* **TASK BRIEF**
The listing beneath should be written out in full, exactly as shown.

* **RECORDS FOR THIS TASK**

§ §

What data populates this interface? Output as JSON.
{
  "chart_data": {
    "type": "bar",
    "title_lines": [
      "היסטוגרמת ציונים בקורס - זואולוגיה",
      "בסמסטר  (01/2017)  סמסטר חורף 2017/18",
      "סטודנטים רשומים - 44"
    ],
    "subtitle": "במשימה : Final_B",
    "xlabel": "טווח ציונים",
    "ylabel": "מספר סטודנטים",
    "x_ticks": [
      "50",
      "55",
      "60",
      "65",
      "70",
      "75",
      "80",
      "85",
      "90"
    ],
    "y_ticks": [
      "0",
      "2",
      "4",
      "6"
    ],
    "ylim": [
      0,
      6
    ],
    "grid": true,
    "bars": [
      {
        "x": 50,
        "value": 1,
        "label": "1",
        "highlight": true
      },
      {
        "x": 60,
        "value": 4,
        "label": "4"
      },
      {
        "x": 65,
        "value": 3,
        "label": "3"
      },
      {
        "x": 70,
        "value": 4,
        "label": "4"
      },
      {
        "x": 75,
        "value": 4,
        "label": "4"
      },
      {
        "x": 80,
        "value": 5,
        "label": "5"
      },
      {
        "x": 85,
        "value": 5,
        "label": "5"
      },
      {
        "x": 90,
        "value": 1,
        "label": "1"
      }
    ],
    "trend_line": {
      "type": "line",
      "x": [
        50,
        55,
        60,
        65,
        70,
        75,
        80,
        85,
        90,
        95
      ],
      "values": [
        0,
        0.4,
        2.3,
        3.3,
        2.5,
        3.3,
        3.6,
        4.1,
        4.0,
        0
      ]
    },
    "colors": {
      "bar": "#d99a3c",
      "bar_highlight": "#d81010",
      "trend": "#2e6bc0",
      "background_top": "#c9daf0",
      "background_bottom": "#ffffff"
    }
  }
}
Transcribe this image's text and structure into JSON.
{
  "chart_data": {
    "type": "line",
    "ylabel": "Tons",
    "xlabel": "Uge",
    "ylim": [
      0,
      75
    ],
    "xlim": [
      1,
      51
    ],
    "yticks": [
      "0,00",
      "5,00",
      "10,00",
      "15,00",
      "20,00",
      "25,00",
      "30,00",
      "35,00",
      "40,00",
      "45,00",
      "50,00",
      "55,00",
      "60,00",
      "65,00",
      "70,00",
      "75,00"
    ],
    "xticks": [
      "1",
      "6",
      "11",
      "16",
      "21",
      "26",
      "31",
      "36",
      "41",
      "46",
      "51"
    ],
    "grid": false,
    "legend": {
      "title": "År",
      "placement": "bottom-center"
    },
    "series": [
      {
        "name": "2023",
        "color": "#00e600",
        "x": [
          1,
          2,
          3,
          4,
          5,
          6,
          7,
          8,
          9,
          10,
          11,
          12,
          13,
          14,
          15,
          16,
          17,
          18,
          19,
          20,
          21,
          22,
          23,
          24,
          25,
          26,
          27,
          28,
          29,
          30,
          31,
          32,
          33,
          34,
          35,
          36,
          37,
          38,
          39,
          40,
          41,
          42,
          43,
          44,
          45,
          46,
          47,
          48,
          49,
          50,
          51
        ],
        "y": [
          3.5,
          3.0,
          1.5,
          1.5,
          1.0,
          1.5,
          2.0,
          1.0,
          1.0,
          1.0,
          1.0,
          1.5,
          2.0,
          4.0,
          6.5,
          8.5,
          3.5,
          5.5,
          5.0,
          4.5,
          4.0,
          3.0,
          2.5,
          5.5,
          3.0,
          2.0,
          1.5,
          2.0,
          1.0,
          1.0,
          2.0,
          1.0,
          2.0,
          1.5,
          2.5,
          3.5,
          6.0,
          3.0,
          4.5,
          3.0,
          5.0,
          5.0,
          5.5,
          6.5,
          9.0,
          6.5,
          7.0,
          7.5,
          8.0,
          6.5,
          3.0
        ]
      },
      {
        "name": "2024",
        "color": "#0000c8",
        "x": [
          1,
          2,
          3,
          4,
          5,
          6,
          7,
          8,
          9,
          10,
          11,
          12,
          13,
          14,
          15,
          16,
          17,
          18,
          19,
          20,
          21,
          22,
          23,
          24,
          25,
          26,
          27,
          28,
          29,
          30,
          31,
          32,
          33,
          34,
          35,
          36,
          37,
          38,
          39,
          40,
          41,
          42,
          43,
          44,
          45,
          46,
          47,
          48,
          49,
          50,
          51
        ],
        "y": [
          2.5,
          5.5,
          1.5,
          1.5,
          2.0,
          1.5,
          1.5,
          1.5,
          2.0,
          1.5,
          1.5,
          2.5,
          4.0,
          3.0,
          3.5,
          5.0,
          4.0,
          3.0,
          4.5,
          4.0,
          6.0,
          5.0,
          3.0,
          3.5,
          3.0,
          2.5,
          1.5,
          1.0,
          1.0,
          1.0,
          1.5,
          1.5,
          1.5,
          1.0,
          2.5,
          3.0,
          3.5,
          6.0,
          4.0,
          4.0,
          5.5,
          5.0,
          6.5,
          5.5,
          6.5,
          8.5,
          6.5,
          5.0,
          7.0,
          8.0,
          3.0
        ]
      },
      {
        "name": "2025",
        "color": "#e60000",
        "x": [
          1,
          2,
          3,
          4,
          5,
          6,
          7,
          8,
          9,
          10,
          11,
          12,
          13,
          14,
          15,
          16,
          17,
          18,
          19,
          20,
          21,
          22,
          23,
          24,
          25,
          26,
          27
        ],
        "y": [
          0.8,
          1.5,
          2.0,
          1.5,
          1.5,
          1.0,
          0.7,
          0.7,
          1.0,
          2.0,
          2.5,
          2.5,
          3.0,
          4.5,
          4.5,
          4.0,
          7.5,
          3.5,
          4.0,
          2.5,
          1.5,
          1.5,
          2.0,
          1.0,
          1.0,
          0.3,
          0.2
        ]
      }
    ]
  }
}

§ §

* **ANSWER TO THIS EXERCISE**
What data populates this interface? Output as JSON.
{
  "chart_data": {
    "type": "bar",
    "title_lines": [
      "היסטוגרמת ציונים בקורס - זואולוגיה",
      "בסמסטר  (01/2017)  סמסטר חורף 2017/18",
      "סטודנטים רשומים - 44"
    ],
    "subtitle": "במשימה : Final_B",
    "xlabel": "טווח ציונים",
    "ylabel": "מספר סטודנטים",
    "x_ticks": [
      "50",
      "55",
      "60",
      "65",
      "70",
      "75",
      "80",
      "85",
      "90"
    ],
    "y_ticks": [
      "0",
      "2",
      "4",
      "6"
    ],
    "ylim": [
      0,
      6
    ],
    "grid": true,
    "bars": [
      {
        "x": 50,
        "value": 1,
        "label": "1",
        "highlight": true
      },
      {
        "x": 60,
        "value": 4,
        "label": "4"
      },
      {
        "x": 65,
        "value": 3,
        "label": "3"
      },
      {
        "x": 70,
        "value": 4,
        "label": "4"
      },
      {
        "x": 75,
        "value": 4,
        "label": "4"
      },
      {
        "x": 80,
        "value": 5,
        "label": "5"
      },
      {
        "x": 85,
        "value": 5,
        "label": "5"
      },
      {
        "x": 90,
        "value": 1,
        "label": "1"
      }
    ],
    "trend_line": {
      "type": "line",
      "x": [
        50,
        55,
        60,
        65,
        70,
        75,
        80,
        85,
        90,
        95
      ],
      "values": [
        0,
        0.4,
        2.3,
        3.3,
        2.5,
        3.3,
        3.6,
        4.1,
        4.0,
        0
      ]
    },
    "colors": {
      "bar": "#d99a3c",
      "bar_highlight": "#d81010",
      "trend": "#2e6bc0",
      "background_top": "#c9daf0",
      "background_bottom": "#ffffff"
    }
  }
}
Transcribe this image's text and structure into JSON.
{
  "chart_data": {
    "type": "line",
    "ylabel": "Tons",
    "xlabel": "Uge",
    "ylim": [
      0,
      75
    ],
    "xlim": [
      1,
      51
    ],
    "yticks": [
      "0,00",
      "5,00",
      "10,00",
      "15,00",
      "20,00",
      "25,00",
      "30,00",
      "35,00",
      "40,00",
      "45,00",
      "50,00",
      "55,00",
      "60,00",
      "65,00",
      "70,00",
      "75,00"
    ],
    "xticks": [
      "1",
      "6",
      "11",
      "16",
      "21",
      "26",
      "31",
      "36",
      "41",
      "46",
      "51"
    ],
    "grid": false,
    "legend": {
      "title": "År",
      "placement": "bottom-center"
    },
    "series": [
      {
        "name": "2023",
        "color": "#00e600",
        "x": [
          1,
          2,
          3,
          4,
          5,
          6,
          7,
          8,
          9,
          10,
          11,
          12,
          13,
          14,
          15,
          16,
          17,
          18,
          19,
          20,
          21,
          22,
          23,
          24,
          25,
          26,
          27,
          28,
          29,
          30,
          31,
          32,
          33,
          34,
          35,
          36,
          37,
          38,
          39,
          40,
          41,
          42,
          43,
          44,
          45,
          46,
          47,
          48,
          49,
          50,
          51
        ],
        "y": [
          3.5,
          3.0,
          1.5,
          1.5,
          1.0,
          1.5,
          2.0,
          1.0,
          1.0,
          1.0,
          1.0,
          1.5,
          2.0,
          4.0,
          6.5,
          8.5,
          3.5,
          5.5,
          5.0,
          4.5,
          4.0,
          3.0,
          2.5,
          5.5,
          3.0,
          2.0,
          1.5,
          2.0,
          1.0,
          1.0,
          2.0,
          1.0,
          2.0,
          1.5,
          2.5,
          3.5,
          6.0,
          3.0,
          4.5,
          3.0,
          5.0,
          5.0,
          5.5,
          6.5,
          9.0,
          6.5,
          7.0,
          7.5,
          8.0,
          6.5,
          3.0
        ]
      },
      {
        "name": "2024",
        "color": "#0000c8",
        "x": [
          1,
          2,
          3,
          4,
          5,
          6,
          7,
          8,
          9,
          10,
          11,
          12,
          13,
          14,
          15,
          16,
          17,
          18,
          19,
          20,
          21,
          22,
          23,
          24,
          25,
          26,
          27,
          28,
          29,
          30,
          31,
          32,
          33,
          34,
          35,
          36,
          37,
          38,
          39,
          40,
          41,
          42,
          43,
          44,
          45,
          46,
          47,
          48,
          49,
          50,
          51
        ],
        "y": [
          2.5,
          5.5,
          1.5,
          1.5,
          2.0,
          1.5,
          1.5,
          1.5,
          2.0,
          1.5,
          1.5,
          2.5,
          4.0,
          3.0,
          3.5,
          5.0,
          4.0,
          3.0,
          4.5,
          4.0,
          6.0,
          5.0,
          3.0,
          3.5,
          3.0,
          2.5,
          1.5,
          1.0,
          1.0,
          1.0,
          1.5,
          1.5,
          1.5,
          1.0,
          2.5,
          3.0,
          3.5,
          6.0,
          4.0,
          4.0,
          5.5,
          5.0,
          6.5,
          5.5,
          6.5,
          8.5,
          6.5,
          5.0,
          7.0,
          8.0,
          3.0
        ]
      },
      {
        "name": "2025",
        "color": "#e60000",
        "x": [
          1,
          2,
          3,
          4,
          5,
          6,
          7,
          8,
          9,
          10,
          11,
          12,
          13,
          14,
          15,
          16,
          17,
          18,
          19,
          20,
          21,
          22,
          23,
          24,
          25,
          26,
          27
        ],
        "y": [
          0.8,
          1.5,
          2.0,
          1.5,
          1.5,
          1.0,
          0.7,
          0.7,
          1.0,
          2.0,
          2.5,
          2.5,
          3.0,
          4.5,
          4.5,
          4.0,
          7.5,
          3.5,
          4.0,
          2.5,
          1.5,
          1.5,
          2.0,
          1.0,
          1.0,
          0.3,
          0.2
        ]
      }
    ]
  }
}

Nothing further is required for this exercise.